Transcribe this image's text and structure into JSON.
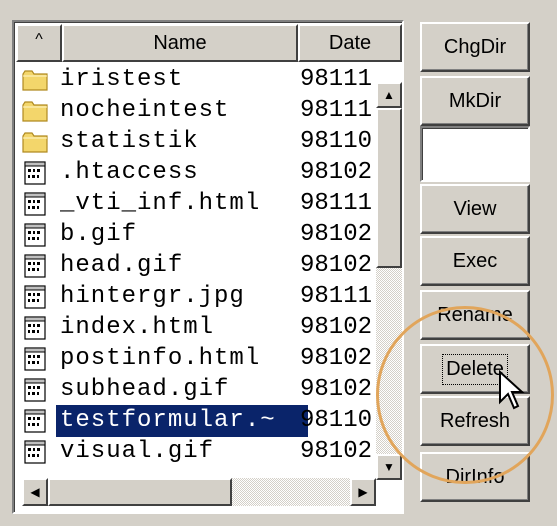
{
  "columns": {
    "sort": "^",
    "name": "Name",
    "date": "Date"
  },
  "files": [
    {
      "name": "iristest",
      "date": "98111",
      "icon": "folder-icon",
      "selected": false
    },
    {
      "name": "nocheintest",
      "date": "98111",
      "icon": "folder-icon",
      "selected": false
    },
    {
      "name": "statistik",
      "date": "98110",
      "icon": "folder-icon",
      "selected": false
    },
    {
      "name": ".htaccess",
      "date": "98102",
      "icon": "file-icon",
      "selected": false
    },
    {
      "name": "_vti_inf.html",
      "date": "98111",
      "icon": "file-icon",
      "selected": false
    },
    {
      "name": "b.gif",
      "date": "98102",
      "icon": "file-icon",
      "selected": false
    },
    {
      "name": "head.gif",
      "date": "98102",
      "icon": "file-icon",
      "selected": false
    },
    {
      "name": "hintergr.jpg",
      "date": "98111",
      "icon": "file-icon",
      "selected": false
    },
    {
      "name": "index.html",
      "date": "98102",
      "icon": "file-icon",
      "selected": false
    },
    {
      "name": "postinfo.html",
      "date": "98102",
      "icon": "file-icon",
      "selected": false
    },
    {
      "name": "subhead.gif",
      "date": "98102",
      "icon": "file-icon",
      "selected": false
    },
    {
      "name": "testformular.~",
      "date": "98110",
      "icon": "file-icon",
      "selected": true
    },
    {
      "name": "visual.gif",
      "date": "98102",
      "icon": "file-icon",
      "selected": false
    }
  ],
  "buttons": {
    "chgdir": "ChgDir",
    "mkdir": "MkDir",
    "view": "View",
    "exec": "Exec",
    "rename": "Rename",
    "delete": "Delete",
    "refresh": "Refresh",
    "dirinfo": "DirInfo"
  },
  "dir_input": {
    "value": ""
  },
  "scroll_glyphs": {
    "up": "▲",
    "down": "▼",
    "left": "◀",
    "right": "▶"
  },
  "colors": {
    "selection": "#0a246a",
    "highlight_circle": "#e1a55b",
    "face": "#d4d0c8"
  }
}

------------------------------------------------

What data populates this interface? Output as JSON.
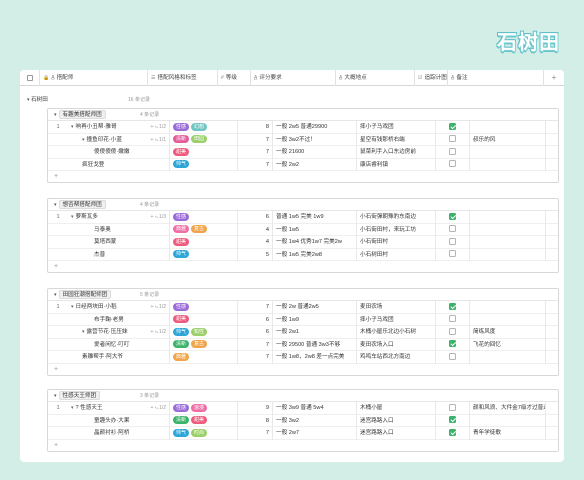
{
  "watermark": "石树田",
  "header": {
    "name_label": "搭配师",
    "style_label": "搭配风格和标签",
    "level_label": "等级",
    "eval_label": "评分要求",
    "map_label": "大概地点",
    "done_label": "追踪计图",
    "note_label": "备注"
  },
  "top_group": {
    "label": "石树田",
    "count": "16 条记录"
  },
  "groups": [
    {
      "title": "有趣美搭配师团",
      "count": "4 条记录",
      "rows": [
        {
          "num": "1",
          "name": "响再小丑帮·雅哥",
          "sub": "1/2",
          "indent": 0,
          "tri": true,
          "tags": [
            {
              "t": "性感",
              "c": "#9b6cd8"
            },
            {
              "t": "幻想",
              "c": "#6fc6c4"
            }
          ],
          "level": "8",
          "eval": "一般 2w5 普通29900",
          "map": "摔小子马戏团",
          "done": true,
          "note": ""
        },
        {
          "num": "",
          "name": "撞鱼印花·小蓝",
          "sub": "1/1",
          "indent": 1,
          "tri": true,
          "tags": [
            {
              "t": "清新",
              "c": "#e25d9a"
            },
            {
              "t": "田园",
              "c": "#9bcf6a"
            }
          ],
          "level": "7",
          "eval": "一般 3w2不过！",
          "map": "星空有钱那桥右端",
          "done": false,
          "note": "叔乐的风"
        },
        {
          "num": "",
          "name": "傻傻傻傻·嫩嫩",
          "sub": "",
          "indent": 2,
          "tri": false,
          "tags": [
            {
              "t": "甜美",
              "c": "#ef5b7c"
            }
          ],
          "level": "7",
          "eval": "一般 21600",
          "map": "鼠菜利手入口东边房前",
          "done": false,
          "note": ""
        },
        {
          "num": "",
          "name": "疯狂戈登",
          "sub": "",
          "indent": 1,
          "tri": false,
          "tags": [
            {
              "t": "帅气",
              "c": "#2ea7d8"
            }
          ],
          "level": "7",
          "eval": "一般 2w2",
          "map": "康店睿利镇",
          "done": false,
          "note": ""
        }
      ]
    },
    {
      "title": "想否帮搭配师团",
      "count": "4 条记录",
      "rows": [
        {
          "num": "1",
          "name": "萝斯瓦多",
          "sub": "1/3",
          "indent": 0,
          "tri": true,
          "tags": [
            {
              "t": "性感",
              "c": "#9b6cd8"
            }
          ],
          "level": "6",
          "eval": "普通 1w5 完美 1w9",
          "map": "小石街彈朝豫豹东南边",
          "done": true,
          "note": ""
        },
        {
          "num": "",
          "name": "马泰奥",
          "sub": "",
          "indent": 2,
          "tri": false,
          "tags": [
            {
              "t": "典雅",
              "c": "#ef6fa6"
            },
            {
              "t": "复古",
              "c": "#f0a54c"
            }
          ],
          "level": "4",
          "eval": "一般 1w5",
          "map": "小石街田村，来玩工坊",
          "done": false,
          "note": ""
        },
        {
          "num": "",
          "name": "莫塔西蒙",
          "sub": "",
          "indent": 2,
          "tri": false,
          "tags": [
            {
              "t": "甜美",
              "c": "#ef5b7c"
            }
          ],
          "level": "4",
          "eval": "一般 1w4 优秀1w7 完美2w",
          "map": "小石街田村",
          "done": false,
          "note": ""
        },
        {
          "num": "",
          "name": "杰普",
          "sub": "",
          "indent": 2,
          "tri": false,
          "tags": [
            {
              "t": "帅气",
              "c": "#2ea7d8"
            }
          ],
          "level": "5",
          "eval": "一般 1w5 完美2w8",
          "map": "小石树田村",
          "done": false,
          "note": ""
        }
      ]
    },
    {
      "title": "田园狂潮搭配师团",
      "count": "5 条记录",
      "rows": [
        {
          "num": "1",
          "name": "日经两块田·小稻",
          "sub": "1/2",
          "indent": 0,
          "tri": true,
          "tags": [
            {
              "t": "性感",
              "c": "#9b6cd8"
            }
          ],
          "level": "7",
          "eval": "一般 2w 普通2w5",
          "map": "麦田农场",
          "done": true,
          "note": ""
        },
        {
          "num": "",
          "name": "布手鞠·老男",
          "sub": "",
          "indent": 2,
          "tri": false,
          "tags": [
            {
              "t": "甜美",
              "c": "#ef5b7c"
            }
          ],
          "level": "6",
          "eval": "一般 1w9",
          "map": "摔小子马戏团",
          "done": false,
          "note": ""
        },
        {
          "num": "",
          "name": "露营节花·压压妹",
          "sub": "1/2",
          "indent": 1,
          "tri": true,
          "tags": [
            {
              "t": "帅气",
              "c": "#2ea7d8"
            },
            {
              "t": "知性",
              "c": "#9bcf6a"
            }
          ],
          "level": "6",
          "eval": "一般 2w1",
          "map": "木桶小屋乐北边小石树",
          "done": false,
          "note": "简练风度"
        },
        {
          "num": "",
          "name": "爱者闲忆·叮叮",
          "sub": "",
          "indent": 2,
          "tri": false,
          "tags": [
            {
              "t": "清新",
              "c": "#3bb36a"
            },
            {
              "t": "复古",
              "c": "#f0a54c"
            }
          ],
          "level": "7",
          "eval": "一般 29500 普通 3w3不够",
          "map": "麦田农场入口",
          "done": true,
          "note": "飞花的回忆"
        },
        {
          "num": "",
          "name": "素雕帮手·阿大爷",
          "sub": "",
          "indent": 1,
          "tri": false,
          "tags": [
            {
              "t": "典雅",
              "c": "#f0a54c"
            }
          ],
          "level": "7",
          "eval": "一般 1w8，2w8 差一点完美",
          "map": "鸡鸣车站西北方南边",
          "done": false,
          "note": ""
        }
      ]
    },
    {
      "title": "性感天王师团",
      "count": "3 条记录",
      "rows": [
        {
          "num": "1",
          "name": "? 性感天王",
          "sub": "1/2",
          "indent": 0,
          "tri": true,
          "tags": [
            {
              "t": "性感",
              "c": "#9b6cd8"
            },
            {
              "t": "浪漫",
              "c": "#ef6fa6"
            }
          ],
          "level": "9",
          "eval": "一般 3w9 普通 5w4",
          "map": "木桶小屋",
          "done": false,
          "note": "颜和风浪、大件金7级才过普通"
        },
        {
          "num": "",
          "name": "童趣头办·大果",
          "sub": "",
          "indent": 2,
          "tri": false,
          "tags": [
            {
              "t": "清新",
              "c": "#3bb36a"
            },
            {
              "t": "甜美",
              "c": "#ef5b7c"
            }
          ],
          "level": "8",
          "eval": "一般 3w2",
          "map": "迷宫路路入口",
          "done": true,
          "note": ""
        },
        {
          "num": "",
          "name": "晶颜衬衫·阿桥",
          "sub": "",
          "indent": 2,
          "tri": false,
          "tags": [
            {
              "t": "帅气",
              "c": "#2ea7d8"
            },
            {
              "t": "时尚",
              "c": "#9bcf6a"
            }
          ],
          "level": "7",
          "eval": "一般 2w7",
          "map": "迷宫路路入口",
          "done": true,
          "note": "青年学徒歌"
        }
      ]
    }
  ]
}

------------------------------------------------

### Given instruction
List the lines of the records where "JSON" occurs.

### Answer
Transcribe this image's text and structure into JSON.
What data populates this interface? Output as JSON.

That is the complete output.